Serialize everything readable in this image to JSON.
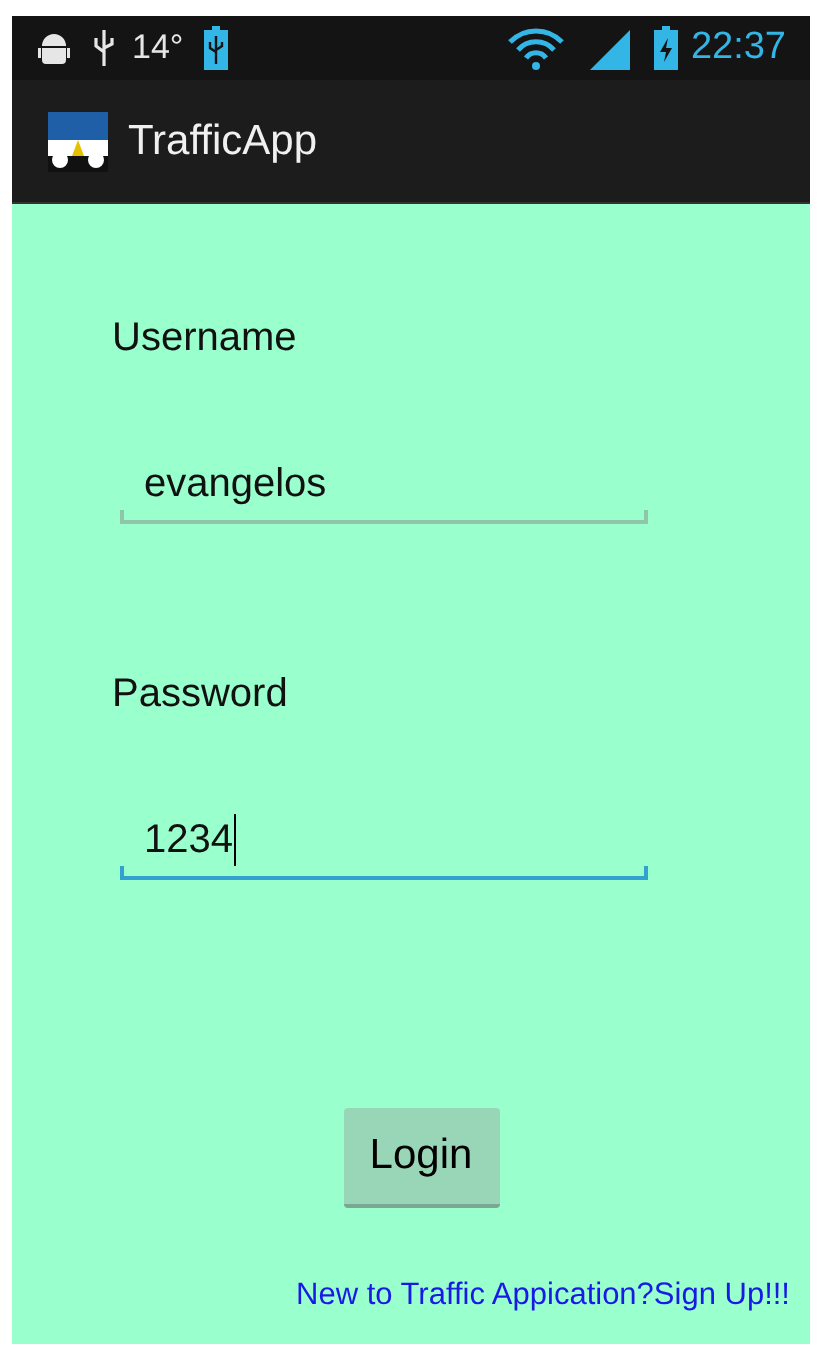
{
  "status_bar": {
    "temperature": "14°",
    "time": "22:37"
  },
  "action_bar": {
    "title": "TrafficApp"
  },
  "fields": [
    {
      "label": "Username",
      "value": "evangelos",
      "focused": false
    },
    {
      "label": "Password",
      "value": "1234",
      "focused": true
    }
  ],
  "login_button": {
    "label": "Login"
  },
  "signup_link": {
    "label": "New to Traffic Appication?Sign Up!!!"
  }
}
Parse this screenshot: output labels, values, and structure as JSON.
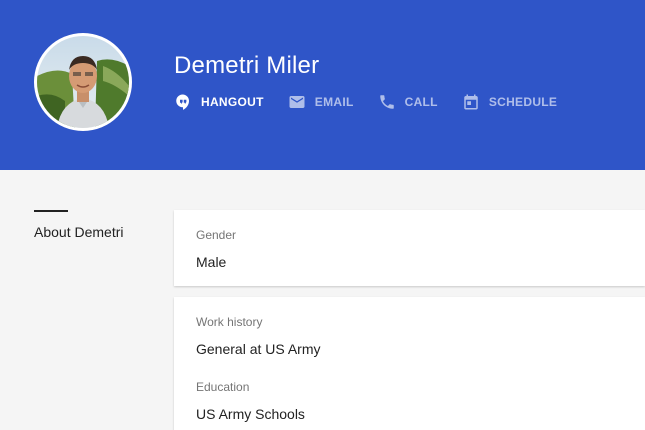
{
  "profile": {
    "name": "Demetri Miler",
    "avatar_alt": "profile photo"
  },
  "actions": [
    {
      "label": "HANGOUT",
      "icon": "hangout-icon",
      "active": true
    },
    {
      "label": "EMAIL",
      "icon": "email-icon",
      "active": false
    },
    {
      "label": "CALL",
      "icon": "phone-icon",
      "active": false
    },
    {
      "label": "SCHEDULE",
      "icon": "calendar-icon",
      "active": false
    }
  ],
  "about": {
    "section_label": "About Demetri",
    "gender": {
      "label": "Gender",
      "value": "Male"
    },
    "work_history": {
      "label": "Work history",
      "value": "General at US Army"
    },
    "education": {
      "label": "Education",
      "value": "US Army Schools"
    }
  },
  "colors": {
    "header_bg": "#2f55c8",
    "page_bg": "#f5f5f5",
    "card_bg": "#ffffff"
  }
}
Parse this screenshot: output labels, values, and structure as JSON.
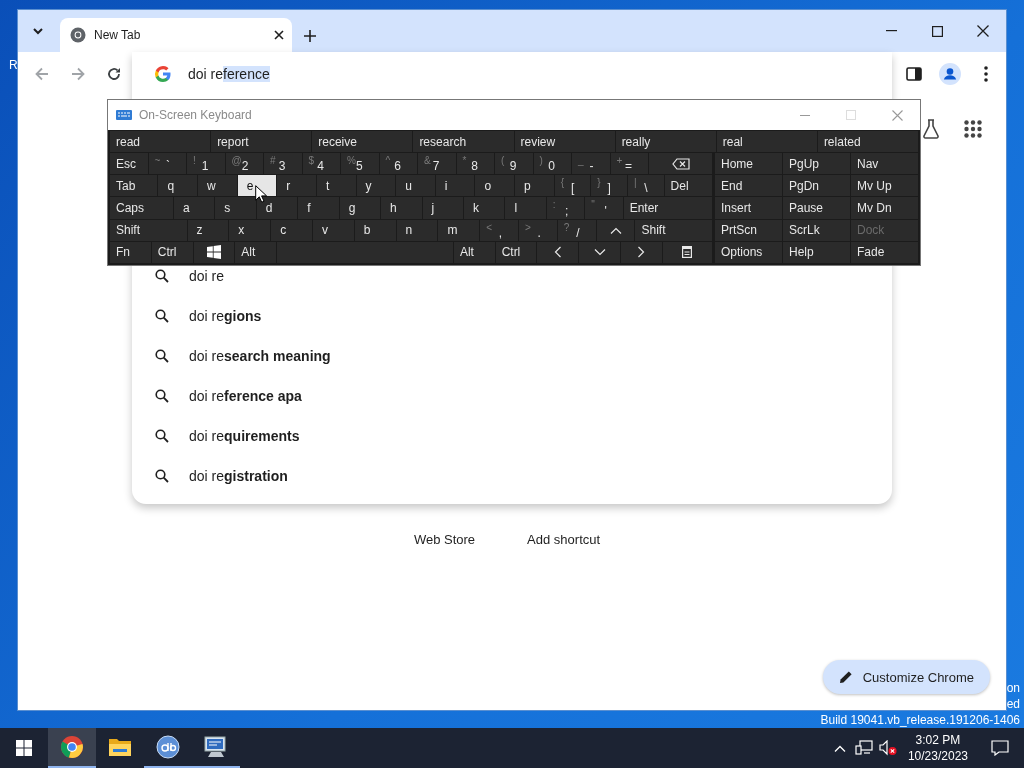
· · · · ·
Reproduce every record above exactly, omitting the pictures.

Written answer ::
Serialize everything readable in this image to JSON.
{
  "status_bar": {
    "temperature": "14°",
    "time": "22:37"
  },
  "action_bar": {
    "title": "TrafficApp"
  },
  "fields": [
    {
      "label": "Username",
      "value": "evangelos",
      "focused": false
    },
    {
      "label": "Password",
      "value": "1234",
      "focused": true
    }
  ],
  "login_button": {
    "label": "Login"
  },
  "signup_link": {
    "label": "New to Traffic Appication?Sign Up!!!"
  }
}
Parse this screenshot: output labels, values, and structure as JSON.
{
  "profile": {
    "name": "Demetri Miler",
    "avatar_alt": "profile photo"
  },
  "actions": [
    {
      "label": "HANGOUT",
      "icon": "hangout-icon",
      "active": true
    },
    {
      "label": "EMAIL",
      "icon": "email-icon",
      "active": false
    },
    {
      "label": "CALL",
      "icon": "phone-icon",
      "active": false
    },
    {
      "label": "SCHEDULE",
      "icon": "calendar-icon",
      "active": false
    }
  ],
  "about": {
    "section_label": "About Demetri",
    "gender": {
      "label": "Gender",
      "value": "Male"
    },
    "work_history": {
      "label": "Work history",
      "value": "General at US Army"
    },
    "education": {
      "label": "Education",
      "value": "US Army Schools"
    }
  },
  "colors": {
    "header_bg": "#2f55c8",
    "page_bg": "#f5f5f5",
    "card_bg": "#ffffff"
  }
}
Parse this screenshot: output labels, values, and structure as JSON.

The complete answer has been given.